Copy each line in the data that includes the word "list".

═════ Dataset rows ═════

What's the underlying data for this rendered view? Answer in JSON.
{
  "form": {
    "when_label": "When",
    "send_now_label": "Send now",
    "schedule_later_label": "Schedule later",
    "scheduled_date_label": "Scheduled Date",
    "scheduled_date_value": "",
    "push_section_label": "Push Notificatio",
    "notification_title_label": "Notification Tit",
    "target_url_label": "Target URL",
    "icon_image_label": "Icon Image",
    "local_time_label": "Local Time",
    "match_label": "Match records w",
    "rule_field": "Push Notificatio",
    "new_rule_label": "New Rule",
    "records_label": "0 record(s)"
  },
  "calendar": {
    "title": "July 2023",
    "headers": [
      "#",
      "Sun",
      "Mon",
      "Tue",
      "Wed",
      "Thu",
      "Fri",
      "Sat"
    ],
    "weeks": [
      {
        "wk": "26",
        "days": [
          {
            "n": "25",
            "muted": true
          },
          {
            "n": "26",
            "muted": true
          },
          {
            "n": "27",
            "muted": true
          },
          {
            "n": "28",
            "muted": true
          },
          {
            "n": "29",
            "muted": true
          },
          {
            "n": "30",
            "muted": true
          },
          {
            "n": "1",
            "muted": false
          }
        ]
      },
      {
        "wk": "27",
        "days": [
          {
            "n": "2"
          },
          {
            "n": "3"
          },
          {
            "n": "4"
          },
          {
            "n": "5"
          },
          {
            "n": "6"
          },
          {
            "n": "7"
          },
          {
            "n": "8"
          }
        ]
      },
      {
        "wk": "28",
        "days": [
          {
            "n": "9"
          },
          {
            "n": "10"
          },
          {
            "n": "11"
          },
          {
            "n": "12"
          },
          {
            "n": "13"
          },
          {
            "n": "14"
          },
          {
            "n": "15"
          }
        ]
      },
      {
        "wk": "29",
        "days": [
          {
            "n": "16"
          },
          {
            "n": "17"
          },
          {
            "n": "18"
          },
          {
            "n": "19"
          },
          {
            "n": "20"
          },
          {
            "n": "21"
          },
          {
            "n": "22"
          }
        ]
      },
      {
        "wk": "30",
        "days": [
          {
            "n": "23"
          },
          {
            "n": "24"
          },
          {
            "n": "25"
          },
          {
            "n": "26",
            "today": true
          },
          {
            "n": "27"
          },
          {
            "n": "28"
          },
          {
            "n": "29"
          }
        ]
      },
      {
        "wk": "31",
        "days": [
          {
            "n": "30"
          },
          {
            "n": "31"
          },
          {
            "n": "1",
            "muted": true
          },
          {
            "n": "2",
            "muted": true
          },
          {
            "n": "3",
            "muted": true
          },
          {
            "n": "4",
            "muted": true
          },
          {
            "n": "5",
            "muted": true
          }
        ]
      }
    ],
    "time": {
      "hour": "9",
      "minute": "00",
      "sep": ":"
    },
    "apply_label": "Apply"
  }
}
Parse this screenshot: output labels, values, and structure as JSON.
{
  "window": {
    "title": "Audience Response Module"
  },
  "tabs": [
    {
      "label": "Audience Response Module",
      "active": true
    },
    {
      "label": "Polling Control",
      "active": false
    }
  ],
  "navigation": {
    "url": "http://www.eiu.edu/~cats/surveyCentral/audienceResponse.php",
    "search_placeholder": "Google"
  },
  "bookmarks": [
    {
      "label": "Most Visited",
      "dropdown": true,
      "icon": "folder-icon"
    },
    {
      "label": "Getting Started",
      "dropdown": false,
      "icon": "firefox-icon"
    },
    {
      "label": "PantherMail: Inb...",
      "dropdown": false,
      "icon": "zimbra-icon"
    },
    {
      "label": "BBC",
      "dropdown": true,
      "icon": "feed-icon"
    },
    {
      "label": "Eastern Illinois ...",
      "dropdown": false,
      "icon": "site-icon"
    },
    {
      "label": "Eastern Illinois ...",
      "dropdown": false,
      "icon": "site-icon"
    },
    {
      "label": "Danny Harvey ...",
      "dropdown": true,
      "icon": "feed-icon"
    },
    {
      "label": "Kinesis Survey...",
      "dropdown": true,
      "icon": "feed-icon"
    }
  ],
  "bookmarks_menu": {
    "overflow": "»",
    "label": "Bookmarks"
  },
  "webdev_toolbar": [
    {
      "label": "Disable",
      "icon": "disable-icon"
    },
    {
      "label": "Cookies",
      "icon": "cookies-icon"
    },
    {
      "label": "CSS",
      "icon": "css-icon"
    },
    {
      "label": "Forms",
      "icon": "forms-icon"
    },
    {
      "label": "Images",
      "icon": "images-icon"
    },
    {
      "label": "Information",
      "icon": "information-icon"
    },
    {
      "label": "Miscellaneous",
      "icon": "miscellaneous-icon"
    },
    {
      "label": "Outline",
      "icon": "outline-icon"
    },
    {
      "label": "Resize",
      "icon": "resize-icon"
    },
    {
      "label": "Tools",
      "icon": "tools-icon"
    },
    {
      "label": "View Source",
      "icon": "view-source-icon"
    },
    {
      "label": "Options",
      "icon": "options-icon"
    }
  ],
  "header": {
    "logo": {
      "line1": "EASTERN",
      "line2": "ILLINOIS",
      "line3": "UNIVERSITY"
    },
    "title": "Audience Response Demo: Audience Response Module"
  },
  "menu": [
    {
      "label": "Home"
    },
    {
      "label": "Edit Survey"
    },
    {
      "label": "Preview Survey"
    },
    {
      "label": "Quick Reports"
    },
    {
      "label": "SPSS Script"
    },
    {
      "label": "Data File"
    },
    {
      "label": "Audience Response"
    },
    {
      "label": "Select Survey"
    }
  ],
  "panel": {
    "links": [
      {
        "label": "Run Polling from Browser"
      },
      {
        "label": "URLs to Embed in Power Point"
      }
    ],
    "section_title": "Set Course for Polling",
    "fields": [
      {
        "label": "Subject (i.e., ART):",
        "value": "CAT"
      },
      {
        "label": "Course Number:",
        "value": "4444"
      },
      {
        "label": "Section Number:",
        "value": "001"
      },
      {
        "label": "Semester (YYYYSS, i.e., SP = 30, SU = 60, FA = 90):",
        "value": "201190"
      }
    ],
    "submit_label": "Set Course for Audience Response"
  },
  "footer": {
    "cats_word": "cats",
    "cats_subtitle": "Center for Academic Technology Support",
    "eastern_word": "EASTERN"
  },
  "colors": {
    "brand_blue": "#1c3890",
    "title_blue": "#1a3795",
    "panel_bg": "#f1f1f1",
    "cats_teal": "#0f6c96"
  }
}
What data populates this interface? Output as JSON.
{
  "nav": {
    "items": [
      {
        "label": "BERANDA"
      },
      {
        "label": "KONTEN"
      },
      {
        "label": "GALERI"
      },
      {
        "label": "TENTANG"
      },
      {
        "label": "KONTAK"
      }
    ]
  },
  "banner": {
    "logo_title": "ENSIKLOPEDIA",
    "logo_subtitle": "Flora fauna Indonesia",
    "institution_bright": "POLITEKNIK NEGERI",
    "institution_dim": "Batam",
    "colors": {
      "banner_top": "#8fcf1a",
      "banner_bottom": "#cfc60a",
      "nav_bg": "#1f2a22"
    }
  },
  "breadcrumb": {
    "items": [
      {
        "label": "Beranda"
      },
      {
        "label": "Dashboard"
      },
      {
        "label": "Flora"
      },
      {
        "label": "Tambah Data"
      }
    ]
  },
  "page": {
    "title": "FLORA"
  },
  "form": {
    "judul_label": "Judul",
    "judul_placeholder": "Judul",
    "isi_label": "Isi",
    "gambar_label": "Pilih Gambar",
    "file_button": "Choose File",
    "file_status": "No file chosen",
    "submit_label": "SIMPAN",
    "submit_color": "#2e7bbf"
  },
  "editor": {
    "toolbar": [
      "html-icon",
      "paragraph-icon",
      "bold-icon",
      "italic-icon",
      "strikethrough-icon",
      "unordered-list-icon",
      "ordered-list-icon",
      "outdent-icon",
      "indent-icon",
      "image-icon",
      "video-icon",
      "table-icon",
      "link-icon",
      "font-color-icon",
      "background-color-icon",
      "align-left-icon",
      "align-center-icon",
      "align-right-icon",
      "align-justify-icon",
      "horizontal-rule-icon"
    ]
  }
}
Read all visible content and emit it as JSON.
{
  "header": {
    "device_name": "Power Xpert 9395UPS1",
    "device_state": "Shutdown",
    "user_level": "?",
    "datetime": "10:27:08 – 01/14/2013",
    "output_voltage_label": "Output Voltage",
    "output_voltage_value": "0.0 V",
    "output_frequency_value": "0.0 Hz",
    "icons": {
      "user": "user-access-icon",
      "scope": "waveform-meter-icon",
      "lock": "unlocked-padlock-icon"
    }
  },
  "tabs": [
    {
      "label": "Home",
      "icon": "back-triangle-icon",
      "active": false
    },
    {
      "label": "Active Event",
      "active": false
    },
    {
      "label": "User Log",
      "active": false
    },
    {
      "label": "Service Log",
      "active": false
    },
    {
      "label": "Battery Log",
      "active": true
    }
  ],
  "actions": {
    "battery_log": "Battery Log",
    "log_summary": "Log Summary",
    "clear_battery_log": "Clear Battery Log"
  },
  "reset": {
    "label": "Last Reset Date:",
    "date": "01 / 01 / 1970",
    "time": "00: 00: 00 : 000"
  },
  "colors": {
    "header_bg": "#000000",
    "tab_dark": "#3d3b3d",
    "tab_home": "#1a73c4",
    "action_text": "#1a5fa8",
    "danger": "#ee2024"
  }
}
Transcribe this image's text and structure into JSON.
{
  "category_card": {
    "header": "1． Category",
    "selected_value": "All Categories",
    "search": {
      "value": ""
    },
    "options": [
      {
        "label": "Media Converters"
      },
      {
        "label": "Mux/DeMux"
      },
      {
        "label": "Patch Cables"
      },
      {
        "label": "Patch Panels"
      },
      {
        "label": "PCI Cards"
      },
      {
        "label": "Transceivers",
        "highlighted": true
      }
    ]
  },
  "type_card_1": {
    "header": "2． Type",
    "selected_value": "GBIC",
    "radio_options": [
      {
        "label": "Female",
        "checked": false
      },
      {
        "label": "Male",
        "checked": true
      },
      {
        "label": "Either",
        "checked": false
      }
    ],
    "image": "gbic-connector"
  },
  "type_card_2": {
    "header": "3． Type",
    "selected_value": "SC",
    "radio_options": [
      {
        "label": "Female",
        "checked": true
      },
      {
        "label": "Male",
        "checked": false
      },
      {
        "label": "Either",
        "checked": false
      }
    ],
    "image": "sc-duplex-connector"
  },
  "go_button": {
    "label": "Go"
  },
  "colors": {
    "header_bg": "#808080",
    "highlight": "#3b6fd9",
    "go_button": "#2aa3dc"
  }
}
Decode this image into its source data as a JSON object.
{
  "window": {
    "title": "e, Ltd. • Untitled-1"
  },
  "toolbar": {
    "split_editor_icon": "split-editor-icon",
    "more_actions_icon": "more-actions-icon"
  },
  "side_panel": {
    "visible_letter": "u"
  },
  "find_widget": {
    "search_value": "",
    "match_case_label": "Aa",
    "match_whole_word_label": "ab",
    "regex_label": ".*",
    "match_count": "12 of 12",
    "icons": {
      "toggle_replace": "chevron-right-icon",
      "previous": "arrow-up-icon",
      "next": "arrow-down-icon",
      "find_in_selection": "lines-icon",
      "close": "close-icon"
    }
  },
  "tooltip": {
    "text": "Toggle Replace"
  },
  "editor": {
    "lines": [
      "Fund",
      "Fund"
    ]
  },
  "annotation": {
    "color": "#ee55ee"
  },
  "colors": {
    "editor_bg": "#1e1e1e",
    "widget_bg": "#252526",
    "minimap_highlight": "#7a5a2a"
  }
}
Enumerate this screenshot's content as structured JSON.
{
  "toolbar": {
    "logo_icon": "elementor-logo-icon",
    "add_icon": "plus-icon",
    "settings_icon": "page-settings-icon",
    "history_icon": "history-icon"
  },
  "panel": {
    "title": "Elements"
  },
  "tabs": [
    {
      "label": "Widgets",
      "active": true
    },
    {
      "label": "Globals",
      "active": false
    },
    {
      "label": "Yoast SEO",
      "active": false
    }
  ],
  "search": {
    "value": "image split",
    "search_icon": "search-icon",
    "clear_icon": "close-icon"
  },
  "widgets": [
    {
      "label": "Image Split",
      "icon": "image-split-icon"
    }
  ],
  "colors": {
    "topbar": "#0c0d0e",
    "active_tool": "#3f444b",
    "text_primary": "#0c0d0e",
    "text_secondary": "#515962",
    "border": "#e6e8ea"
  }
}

═════

Result for this task:
      "unordered-list-icon",
      "ordered-list-icon",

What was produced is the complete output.